▶ _Reading passage_:
Unfortunately, concern for truth is usually one of the rarest elements in any argument. Even among scientists and academics who spend their whole lives trying to deepen their understanding of their chosen field, it is common to find a degree of partisanship that does not do the truth any favours at all. Evidence that supports their own view is put forward while contrary findings are belittled or ignored.
The stories of this happening are too many to tell here but, as just one illustration, let’s take the example of the Wright brothers and their experiments with a heavier-than-air flying machine. Although their efforts were widely reported, the experts persisted in dismissing them as poppycock. Heavier-than-air flight was impossible and so it followed that what these two charlatans were doing must be a fraud. The early tests took place in a field that lay beside a railroad track and were witnessed by many rail passengers as they passed by, but that counted for nothing in the eyes of the experts. You will quickly realize that if you get involved in an argument where a genuine quest for the truth is involved you will be extremely fortunate. When both parties struggle to reach a deeper level of truth by engaging in constructive argument they are experiencing one of the mental processes that sets us apart from our fellow primates. We rightly regard this phenomenon with great respect. So much so that we do not normally refer to it as ‘argument’ at all, but as discussion.

▶ _Request 1_:
According to the passage on argument and truth, where did the Wright brothers' early tests take place?
▶ _Request 2_:
Extend the passage on argument and truth with a few more sentences, picking up after its final sentence.

▶ _Extracted material_:
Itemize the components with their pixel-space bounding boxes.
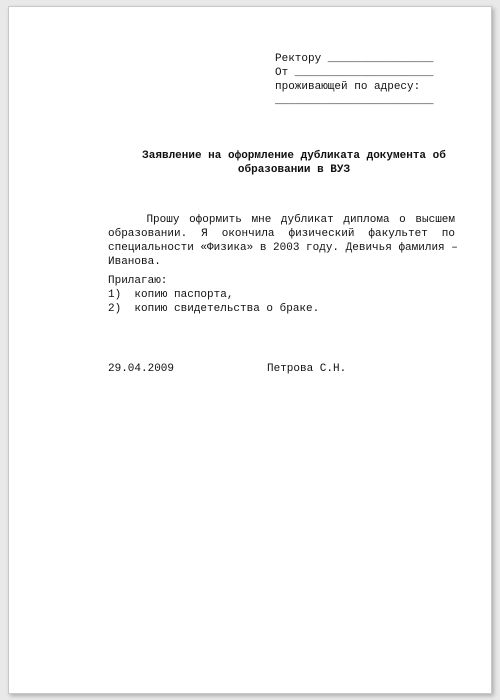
document-date: 29.04.2009 <box>108 363 175 375</box>
header-from-line: От _____________________ <box>275 67 434 79</box>
document-title <box>119 149 469 177</box>
title-line-2: образовании в ВУЗ <box>237 164 351 176</box>
attachment-item-2: 2) копию свидетельства о браке. <box>108 303 320 315</box>
paragraph-line-4: Иванова. <box>108 256 161 268</box>
paragraph-line-3: специальности «Физика» в 2003 году. Девичья фамилия – <box>108 242 458 254</box>
paragraph-line-2: образовании. Я окончила физический факультет по <box>108 228 455 240</box>
document-page <box>8 6 492 694</box>
header-address-line: ________________________ <box>275 95 434 107</box>
attachment-item-1: 1) копию паспорта, <box>108 289 234 301</box>
paragraph-line-1: Прошу оформить мне дубликат диплома о высшем <box>108 214 455 226</box>
header-to-line: Ректору ________________ <box>275 53 434 65</box>
header-address-label: проживающей по адресу: <box>275 81 421 93</box>
signature-name: Петрова С.Н. <box>267 363 347 375</box>
title-line-1: Заявление на оформление дубликата документа об <box>142 150 446 162</box>
attachments-heading: Прилагаю: <box>108 275 168 287</box>
request-paragraph <box>108 213 458 269</box>
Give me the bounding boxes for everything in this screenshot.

▶ _Task response 1_:
In a field beside a railroad track.

▶ _Task response 2_:
Self-interest
Another important element to be aware of is the extent to which the participants in an argument stand to gain from the outcome. The most obvious example is where there is some material gain in money or goods that is eagerly sought by the parties. There is also the question of a gain in status that comes from winning an argument but this is such an important element in arguments that it deserves, and will get, a section all to itself.
When getting involved in an argument it is as well to consider just what is at stake financially. Ask yourself what, if anything, your opponent stands to gain. This will give you great insight into the lengths to which he may go to defeat you. An argument over whose turn it is to buy the next round in the pub is likely to be fought less tenaciously than one over the ownership of, say, a champion racehorse or a valuable building site. This should not be taken as an infallible guide (see the sections on Status and Emotional Content), but it must be urgently considered.
There is another important consideration. People involved in arguments may not always tell the truth. They may either lie deliberately to deceive you about their true motives or they may even mislead themselves about what those motives are. It can be very hard indeed to unmask a good liar. The idea that liars look shifty or give themselves away with special body-language signs is laughably naive. When you are confused about who is telling the truth it is as well to consider what each participant has to gain. This may not be an infallible guide but it is often the only clue you will get.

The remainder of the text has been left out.